>>>
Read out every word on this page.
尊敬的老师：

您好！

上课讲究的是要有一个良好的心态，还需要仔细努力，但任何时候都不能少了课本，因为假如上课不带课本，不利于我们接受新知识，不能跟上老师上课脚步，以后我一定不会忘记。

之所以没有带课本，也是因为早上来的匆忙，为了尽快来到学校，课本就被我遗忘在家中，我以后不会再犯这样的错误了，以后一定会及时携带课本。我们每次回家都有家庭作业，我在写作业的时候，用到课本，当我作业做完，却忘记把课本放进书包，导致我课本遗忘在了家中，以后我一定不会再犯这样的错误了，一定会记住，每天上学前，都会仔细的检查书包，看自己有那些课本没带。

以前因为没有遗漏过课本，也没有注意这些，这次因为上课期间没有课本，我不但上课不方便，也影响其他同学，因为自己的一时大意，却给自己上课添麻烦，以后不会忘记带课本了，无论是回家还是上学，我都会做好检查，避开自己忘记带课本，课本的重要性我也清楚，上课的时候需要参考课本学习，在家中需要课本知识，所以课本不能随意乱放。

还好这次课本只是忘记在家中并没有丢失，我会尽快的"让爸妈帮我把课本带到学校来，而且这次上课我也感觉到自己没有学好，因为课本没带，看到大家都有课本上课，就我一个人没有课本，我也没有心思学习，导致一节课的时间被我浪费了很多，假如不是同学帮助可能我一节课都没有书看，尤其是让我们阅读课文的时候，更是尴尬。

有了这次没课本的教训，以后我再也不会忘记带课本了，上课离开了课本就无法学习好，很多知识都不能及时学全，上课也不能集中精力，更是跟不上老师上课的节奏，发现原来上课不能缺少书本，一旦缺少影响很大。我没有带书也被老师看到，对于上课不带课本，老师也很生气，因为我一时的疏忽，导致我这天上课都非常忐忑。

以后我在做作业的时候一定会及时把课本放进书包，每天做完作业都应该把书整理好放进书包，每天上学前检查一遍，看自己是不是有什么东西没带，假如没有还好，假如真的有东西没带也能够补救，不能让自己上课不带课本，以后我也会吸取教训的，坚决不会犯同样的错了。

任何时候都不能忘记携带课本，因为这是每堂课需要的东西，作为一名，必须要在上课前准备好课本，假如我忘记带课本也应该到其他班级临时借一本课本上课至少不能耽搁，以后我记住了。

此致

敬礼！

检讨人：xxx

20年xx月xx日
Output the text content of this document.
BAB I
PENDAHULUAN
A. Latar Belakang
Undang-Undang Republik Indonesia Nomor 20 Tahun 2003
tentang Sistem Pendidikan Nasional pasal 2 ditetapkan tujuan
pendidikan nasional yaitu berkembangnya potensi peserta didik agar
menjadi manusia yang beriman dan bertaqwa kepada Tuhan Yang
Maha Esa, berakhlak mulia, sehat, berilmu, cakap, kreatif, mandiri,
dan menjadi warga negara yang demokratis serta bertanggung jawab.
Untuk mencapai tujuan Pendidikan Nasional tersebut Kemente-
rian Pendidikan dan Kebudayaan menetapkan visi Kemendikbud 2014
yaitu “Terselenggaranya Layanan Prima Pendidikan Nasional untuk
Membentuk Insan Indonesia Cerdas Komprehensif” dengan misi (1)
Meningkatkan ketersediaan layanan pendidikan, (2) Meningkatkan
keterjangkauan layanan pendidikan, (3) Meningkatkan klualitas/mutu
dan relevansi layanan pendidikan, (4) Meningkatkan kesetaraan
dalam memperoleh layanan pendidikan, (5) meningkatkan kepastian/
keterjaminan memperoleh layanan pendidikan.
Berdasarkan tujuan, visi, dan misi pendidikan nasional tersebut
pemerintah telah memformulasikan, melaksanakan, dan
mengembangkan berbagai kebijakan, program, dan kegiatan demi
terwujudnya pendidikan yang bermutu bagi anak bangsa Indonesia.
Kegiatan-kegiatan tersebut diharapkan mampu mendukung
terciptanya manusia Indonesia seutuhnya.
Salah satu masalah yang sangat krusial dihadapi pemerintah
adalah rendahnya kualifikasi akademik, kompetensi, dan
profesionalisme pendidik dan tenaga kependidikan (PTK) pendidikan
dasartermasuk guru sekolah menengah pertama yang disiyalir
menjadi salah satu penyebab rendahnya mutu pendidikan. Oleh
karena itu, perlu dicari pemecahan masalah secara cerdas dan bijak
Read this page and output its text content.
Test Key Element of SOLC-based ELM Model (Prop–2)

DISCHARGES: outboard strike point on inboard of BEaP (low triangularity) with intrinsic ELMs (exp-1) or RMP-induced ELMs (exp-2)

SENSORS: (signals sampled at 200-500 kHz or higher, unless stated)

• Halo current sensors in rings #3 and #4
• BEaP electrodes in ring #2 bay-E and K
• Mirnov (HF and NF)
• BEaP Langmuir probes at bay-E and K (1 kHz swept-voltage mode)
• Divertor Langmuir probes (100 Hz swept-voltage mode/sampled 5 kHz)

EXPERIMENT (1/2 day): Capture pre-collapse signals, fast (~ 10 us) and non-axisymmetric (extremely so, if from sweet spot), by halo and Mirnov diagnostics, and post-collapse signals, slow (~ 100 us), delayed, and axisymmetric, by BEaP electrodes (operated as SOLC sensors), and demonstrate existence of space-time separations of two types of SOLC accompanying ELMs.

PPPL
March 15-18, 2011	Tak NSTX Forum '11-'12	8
<<<
**WHAT THE TASK ASKS**
Everything from the line containing "Read this page and output its text content." through the final line of the listing, inclusive, must be reproduced exactly; leave out the rest.

**WRITTEN REPLY**
Read this page and output its text content.
Test Key Element of SOLC-based ELM Model (Prop–2)

DISCHARGES: outboard strike point on inboard of BEaP (low triangularity) with intrinsic ELMs (exp-1) or RMP-induced ELMs (exp-2)

SENSORS: (signals sampled at 200-500 kHz or higher, unless stated)

• Halo current sensors in rings #3 and #4
• BEaP electrodes in ring #2 bay-E and K
• Mirnov (HF and NF)
• BEaP Langmuir probes at bay-E and K (1 kHz swept-voltage mode)
• Divertor Langmuir probes (100 Hz swept-voltage mode/sampled 5 kHz)

EXPERIMENT (1/2 day): Capture pre-collapse signals, fast (~ 10 us) and non-axisymmetric (extremely so, if from sweet spot), by halo and Mirnov diagnostics, and post-collapse signals, slow (~ 100 us), delayed, and axisymmetric, by BEaP electrodes (operated as SOLC sensors), and demonstrate existence of space-time separations of two types of SOLC accompanying ELMs.

PPPL
March 15-18, 2011	Tak NSTX Forum '11-'12	8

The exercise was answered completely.